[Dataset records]
-*-*-

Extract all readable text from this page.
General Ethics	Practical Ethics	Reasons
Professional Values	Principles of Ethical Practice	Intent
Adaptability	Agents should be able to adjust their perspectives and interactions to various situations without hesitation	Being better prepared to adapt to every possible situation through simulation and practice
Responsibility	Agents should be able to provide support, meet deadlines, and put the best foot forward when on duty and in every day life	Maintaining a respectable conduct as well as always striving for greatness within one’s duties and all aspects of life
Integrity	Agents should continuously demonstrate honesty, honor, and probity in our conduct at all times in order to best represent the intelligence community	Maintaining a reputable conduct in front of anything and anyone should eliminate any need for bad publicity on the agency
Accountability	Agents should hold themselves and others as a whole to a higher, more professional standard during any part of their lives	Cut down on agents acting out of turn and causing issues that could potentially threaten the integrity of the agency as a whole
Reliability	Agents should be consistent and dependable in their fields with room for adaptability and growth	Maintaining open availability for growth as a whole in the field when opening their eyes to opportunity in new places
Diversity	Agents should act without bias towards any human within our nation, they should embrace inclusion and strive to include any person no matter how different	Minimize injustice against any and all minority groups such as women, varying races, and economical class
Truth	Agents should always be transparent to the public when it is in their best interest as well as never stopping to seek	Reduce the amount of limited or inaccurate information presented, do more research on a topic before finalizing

-*-*-

WHAT THE TASK ASKS:
Above is a listing; report how many of its lines include the word "conduct", giving the number only.

COMPLETED TASK:
2